● **What to produce**
Revise the material below by changing each "screenshot" to "image" and keeping everything else the same. Omit the pictures from your version.

● **Excerpted records**
────────────────────
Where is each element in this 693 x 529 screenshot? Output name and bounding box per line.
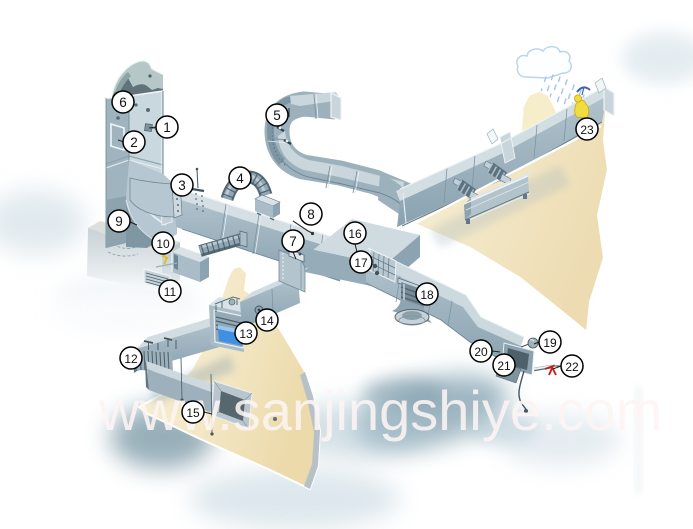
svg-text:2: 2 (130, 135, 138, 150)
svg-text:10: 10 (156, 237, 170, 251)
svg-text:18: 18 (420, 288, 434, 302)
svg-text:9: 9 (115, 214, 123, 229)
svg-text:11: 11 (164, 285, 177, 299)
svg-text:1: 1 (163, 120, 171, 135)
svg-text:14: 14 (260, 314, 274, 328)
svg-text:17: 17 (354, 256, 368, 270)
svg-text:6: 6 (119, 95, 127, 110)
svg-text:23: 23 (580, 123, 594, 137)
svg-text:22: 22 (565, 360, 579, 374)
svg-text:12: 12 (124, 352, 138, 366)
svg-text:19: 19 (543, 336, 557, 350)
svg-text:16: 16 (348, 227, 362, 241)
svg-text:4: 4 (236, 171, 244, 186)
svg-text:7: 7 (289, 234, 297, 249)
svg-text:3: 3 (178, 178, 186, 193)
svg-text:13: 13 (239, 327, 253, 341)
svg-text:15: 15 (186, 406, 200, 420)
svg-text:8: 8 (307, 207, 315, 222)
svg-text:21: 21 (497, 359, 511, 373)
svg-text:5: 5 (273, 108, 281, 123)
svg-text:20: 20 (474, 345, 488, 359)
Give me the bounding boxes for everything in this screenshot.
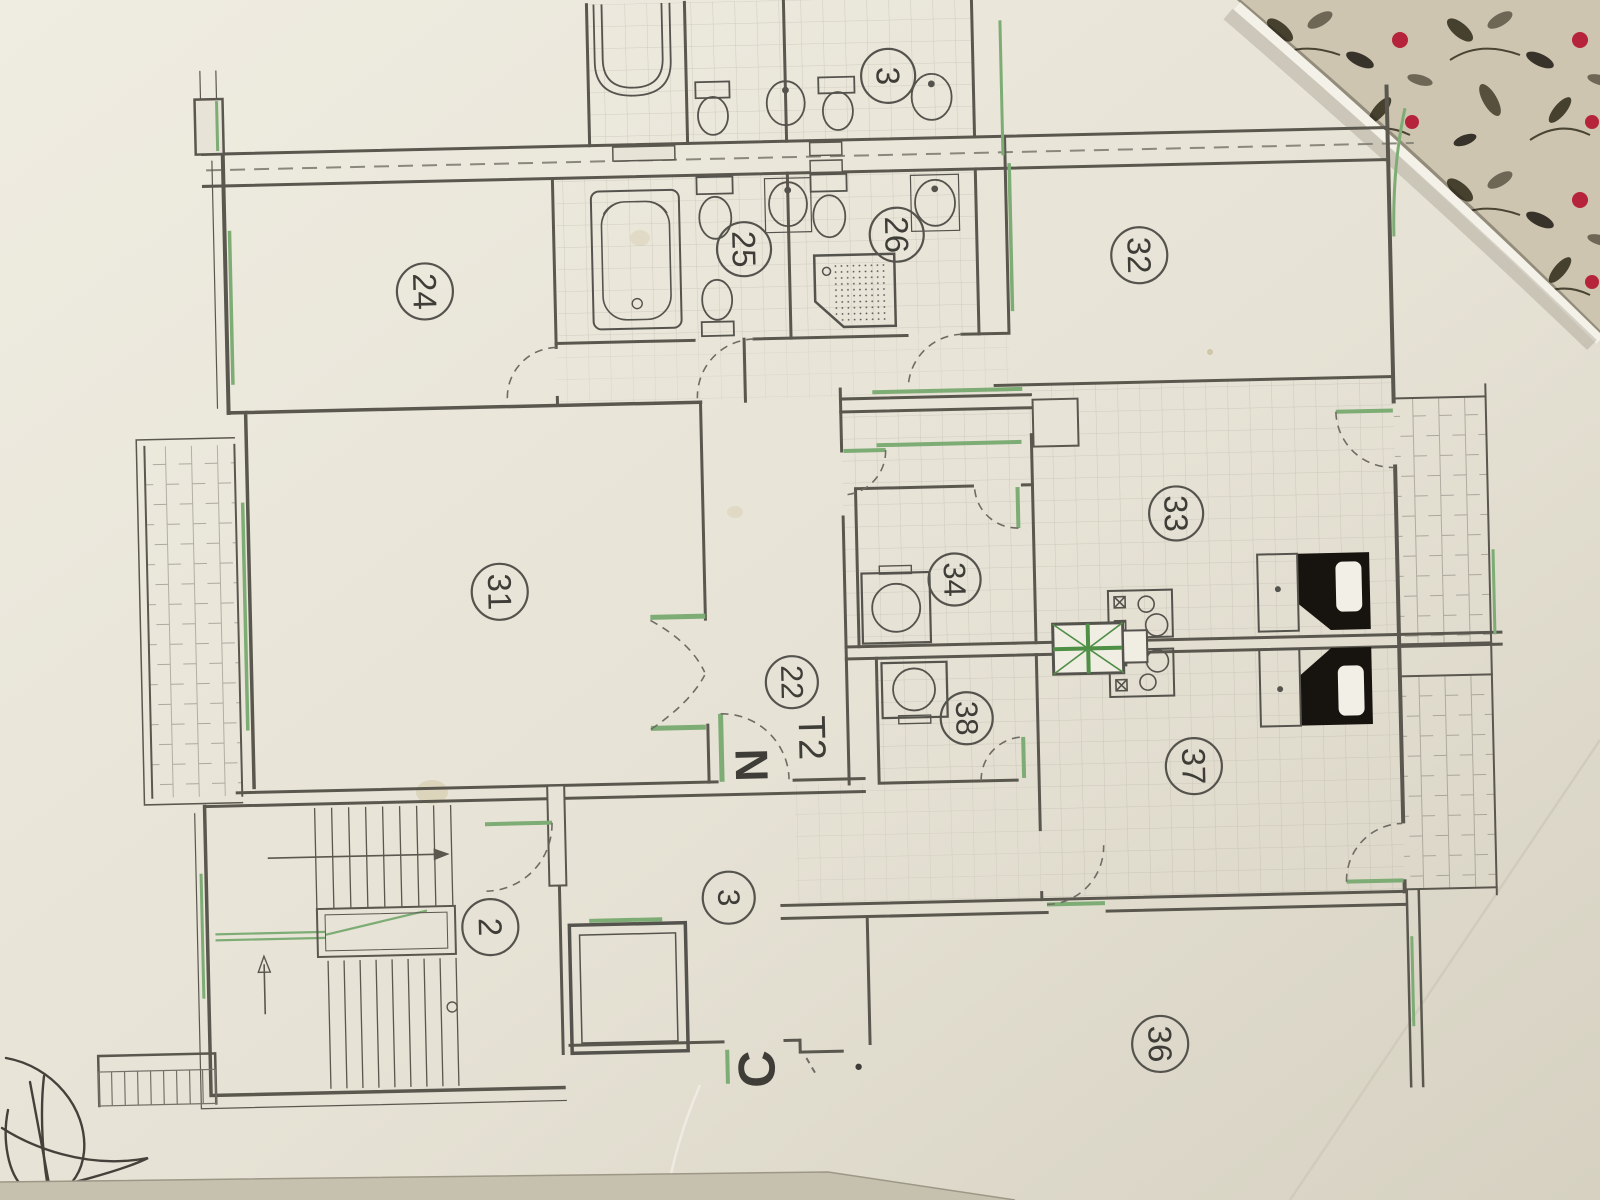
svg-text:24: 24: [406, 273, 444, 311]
────────────────────
● **Task response**
Where is each element in this 693 x 529 image? Output name and bounding box per line.
svg-text:2: 2 (130, 135, 138, 150)
svg-text:10: 10 (156, 237, 170, 251)
svg-text:18: 18 (420, 288, 434, 302)
svg-text:9: 9 (115, 214, 123, 229)
svg-text:11: 11 (164, 285, 177, 299)
svg-text:1: 1 (163, 120, 171, 135)
svg-text:14: 14 (260, 314, 274, 328)
svg-text:17: 17 (354, 256, 368, 270)
svg-text:6: 6 (119, 95, 127, 110)
svg-text:23: 23 (580, 123, 594, 137)
svg-text:22: 22 (565, 360, 579, 374)
svg-text:12: 12 (124, 352, 138, 366)
svg-text:19: 19 (543, 336, 557, 350)
svg-text:16: 16 (348, 227, 362, 241)
svg-text:4: 4 (236, 171, 244, 186)
svg-text:7: 7 (289, 234, 297, 249)
svg-text:3: 3 (178, 178, 186, 193)
svg-text:13: 13 (239, 327, 253, 341)
svg-text:15: 15 (186, 406, 200, 420)
svg-text:8: 8 (307, 207, 315, 222)
svg-text:21: 21 (497, 359, 511, 373)
svg-text:5: 5 (273, 108, 281, 123)
svg-text:20: 20 (474, 345, 488, 359)
Give me the bounding boxes for everything in this image.
svg-text:24: 24: [406, 273, 444, 311]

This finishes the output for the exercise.